=== GIVEN INFORMATION ===
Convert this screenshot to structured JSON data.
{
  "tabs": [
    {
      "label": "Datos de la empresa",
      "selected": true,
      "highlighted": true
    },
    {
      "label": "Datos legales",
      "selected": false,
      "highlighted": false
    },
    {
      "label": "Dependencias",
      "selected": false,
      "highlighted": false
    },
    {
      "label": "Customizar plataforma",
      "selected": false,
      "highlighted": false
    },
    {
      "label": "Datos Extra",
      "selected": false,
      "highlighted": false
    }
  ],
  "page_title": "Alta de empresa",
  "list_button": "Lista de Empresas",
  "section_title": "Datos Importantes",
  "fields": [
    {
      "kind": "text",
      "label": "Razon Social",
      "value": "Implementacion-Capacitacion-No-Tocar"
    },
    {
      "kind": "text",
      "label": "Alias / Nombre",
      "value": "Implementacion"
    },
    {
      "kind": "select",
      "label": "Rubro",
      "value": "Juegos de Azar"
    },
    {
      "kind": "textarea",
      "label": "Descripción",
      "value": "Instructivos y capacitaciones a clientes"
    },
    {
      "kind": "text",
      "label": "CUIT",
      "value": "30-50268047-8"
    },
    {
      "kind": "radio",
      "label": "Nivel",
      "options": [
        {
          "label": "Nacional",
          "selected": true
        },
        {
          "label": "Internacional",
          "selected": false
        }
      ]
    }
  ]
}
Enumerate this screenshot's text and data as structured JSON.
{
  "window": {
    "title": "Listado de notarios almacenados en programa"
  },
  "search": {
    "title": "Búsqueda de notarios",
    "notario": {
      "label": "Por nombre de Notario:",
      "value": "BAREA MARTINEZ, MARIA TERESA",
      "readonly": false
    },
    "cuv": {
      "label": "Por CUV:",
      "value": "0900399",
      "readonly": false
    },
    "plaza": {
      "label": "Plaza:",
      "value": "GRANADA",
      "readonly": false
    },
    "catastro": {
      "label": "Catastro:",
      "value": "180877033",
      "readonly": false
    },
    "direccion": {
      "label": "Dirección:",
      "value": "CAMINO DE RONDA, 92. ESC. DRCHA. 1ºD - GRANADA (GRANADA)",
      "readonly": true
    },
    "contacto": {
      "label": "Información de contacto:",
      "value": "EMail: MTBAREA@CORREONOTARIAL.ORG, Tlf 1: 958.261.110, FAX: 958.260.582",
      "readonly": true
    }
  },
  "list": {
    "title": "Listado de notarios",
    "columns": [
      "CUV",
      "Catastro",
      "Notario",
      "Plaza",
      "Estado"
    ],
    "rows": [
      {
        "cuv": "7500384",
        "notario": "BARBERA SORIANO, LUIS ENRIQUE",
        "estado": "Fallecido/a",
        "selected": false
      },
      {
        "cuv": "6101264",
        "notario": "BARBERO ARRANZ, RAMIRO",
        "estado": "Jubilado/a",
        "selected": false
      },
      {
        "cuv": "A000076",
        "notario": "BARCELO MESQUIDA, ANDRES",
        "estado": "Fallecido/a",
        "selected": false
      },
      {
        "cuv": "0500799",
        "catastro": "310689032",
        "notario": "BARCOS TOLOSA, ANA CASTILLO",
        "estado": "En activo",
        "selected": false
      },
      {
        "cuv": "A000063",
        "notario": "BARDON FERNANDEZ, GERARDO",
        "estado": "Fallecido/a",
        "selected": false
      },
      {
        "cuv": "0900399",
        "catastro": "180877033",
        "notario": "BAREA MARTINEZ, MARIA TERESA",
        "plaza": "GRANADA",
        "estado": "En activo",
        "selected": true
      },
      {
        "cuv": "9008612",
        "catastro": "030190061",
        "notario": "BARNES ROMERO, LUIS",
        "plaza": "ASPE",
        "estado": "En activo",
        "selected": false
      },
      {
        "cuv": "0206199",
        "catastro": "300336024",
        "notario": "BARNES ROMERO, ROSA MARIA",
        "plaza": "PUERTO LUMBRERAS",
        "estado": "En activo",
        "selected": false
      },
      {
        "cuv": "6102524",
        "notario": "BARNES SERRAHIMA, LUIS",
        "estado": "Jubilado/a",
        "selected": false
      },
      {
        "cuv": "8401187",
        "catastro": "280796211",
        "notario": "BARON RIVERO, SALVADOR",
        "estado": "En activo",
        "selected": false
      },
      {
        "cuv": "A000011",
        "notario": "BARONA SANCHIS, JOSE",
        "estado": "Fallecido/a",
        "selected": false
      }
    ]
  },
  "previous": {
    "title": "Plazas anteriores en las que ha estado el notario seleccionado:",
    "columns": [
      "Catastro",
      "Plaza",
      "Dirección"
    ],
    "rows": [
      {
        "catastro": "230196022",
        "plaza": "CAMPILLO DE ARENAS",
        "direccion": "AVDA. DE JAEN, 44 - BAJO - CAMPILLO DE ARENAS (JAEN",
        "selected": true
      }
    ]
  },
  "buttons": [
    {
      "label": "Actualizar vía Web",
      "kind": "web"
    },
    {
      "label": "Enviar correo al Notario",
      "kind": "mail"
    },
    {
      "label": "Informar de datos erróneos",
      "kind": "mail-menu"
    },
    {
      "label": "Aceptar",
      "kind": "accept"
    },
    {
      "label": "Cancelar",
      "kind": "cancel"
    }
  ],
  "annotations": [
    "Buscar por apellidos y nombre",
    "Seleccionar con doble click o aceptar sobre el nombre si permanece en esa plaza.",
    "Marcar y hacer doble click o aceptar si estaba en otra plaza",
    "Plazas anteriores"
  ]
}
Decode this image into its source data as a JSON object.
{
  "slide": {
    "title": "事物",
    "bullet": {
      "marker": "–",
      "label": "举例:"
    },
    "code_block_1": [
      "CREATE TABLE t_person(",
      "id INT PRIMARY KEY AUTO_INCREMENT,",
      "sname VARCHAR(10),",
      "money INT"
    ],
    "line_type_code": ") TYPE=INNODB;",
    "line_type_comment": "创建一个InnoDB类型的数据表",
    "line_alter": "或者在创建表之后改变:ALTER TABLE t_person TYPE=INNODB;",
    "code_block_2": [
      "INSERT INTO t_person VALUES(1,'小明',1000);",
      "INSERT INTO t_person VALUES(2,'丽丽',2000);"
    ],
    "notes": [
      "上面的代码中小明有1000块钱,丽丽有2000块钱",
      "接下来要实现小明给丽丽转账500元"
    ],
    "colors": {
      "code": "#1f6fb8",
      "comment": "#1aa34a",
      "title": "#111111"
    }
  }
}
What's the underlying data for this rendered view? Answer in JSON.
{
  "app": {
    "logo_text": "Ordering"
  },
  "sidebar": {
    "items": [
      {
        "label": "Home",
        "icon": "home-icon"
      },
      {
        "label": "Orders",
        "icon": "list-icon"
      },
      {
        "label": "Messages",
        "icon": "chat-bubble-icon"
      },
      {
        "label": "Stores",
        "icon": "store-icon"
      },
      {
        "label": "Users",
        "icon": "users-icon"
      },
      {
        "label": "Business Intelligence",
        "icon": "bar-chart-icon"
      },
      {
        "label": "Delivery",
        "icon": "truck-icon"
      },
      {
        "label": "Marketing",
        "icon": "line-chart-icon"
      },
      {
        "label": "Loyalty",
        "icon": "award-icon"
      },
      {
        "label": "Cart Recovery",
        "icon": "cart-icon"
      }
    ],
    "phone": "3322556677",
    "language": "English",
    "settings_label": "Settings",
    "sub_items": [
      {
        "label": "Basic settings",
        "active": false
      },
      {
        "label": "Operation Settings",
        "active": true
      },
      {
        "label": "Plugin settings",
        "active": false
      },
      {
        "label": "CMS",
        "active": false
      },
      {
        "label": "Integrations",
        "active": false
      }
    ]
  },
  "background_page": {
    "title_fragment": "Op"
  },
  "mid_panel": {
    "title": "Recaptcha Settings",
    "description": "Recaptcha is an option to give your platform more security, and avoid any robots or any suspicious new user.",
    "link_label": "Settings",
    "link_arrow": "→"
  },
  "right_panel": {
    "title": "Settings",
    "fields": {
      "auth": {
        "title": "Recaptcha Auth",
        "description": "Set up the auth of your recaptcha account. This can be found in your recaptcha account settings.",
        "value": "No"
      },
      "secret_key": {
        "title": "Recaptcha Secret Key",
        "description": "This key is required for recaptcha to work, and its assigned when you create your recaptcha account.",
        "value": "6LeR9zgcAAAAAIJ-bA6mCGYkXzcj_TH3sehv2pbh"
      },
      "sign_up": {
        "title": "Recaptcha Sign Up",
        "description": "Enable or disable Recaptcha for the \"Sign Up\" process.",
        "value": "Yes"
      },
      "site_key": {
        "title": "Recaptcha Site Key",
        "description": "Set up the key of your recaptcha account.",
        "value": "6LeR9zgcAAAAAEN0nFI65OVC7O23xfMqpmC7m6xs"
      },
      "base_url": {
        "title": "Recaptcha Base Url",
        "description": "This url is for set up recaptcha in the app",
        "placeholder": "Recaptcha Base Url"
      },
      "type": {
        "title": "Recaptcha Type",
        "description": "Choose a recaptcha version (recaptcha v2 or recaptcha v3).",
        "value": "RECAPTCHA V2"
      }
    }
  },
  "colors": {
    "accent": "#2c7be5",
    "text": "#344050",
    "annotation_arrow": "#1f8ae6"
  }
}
===
Of the lines in this data, how many contain "true"? Reply with only the number.

8